### Directions:
Copy out all the records, word for word.

### Stored rows:
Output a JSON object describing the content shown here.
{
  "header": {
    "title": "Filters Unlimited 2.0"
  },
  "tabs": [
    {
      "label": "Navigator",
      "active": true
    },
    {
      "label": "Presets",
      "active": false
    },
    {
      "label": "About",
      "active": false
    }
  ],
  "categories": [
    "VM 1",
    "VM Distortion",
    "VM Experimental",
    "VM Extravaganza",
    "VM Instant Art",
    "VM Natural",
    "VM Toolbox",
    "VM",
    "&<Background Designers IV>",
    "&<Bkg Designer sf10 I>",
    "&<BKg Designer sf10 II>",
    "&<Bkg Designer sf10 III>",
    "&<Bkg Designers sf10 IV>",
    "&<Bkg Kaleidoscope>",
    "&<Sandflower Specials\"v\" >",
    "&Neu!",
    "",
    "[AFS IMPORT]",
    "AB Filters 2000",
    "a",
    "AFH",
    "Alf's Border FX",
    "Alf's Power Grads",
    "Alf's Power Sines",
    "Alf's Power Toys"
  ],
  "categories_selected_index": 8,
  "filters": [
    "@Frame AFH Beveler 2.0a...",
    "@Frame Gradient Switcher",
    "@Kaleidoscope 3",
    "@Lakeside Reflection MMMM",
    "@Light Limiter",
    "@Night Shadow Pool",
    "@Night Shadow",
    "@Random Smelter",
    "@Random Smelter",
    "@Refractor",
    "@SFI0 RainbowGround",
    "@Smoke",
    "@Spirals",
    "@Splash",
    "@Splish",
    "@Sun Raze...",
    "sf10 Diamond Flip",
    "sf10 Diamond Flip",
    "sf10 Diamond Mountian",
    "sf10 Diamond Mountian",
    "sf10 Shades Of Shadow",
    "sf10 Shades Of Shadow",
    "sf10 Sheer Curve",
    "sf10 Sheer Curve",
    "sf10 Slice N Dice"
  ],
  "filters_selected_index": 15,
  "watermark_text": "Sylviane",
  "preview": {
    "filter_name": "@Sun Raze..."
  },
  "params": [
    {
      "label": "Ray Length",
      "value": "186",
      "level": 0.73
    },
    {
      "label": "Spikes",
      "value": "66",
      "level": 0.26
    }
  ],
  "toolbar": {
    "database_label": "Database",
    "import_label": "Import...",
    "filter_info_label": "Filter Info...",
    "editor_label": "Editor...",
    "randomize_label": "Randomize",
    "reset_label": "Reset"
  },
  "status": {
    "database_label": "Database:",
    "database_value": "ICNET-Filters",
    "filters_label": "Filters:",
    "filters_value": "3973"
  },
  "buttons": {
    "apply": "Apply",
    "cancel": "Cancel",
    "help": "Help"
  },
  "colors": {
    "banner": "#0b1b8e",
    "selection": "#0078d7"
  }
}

### Answer to the task:
Output a JSON object describing the content shown here.
{
  "header": {
    "title": "Filters Unlimited 2.0"
  },
  "tabs": [
    {
      "label": "Navigator",
      "active": true
    },
    {
      "label": "Presets",
      "active": false
    },
    {
      "label": "About",
      "active": false
    }
  ],
  "categories": [
    "VM 1",
    "VM Distortion",
    "VM Experimental",
    "VM Extravaganza",
    "VM Instant Art",
    "VM Natural",
    "VM Toolbox",
    "VM",
    "&<Background Designers IV>",
    "&<Bkg Designer sf10 I>",
    "&<BKg Designer sf10 II>",
    "&<Bkg Designer sf10 III>",
    "&<Bkg Designers sf10 IV>",
    "&<Bkg Kaleidoscope>",
    "&<Sandflower Specials\"v\" >",
    "&Neu!",
    "",
    "[AFS IMPORT]",
    "AB Filters 2000",
    "a",
    "AFH",
    "Alf's Border FX",
    "Alf's Power Grads",
    "Alf's Power Sines",
    "Alf's Power Toys"
  ],
  "categories_selected_index": 8,
  "filters": [
    "@Frame AFH Beveler 2.0a...",
    "@Frame Gradient Switcher",
    "@Kaleidoscope 3",
    "@Lakeside Reflection MMMM",
    "@Light Limiter",
    "@Night Shadow Pool",
    "@Night Shadow",
    "@Random Smelter",
    "@Random Smelter",
    "@Refractor",
    "@SFI0 RainbowGround",
    "@Smoke",
    "@Spirals",
    "@Splash",
    "@Splish",
    "@Sun Raze...",
    "sf10 Diamond Flip",
    "sf10 Diamond Flip",
    "sf10 Diamond Mountian",
    "sf10 Diamond Mountian",
    "sf10 Shades Of Shadow",
    "sf10 Shades Of Shadow",
    "sf10 Sheer Curve",
    "sf10 Sheer Curve",
    "sf10 Slice N Dice"
  ],
  "filters_selected_index": 15,
  "watermark_text": "Sylviane",
  "preview": {
    "filter_name": "@Sun Raze..."
  },
  "params": [
    {
      "label": "Ray Length",
      "value": "186",
      "level": 0.73
    },
    {
      "label": "Spikes",
      "value": "66",
      "level": 0.26
    }
  ],
  "toolbar": {
    "database_label": "Database",
    "import_label": "Import...",
    "filter_info_label": "Filter Info...",
    "editor_label": "Editor...",
    "randomize_label": "Randomize",
    "reset_label": "Reset"
  },
  "status": {
    "database_label": "Database:",
    "database_value": "ICNET-Filters",
    "filters_label": "Filters:",
    "filters_value": "3973"
  },
  "buttons": {
    "apply": "Apply",
    "cancel": "Cancel",
    "help": "Help"
  },
  "colors": {
    "banner": "#0b1b8e",
    "selection": "#0078d7"
  }
}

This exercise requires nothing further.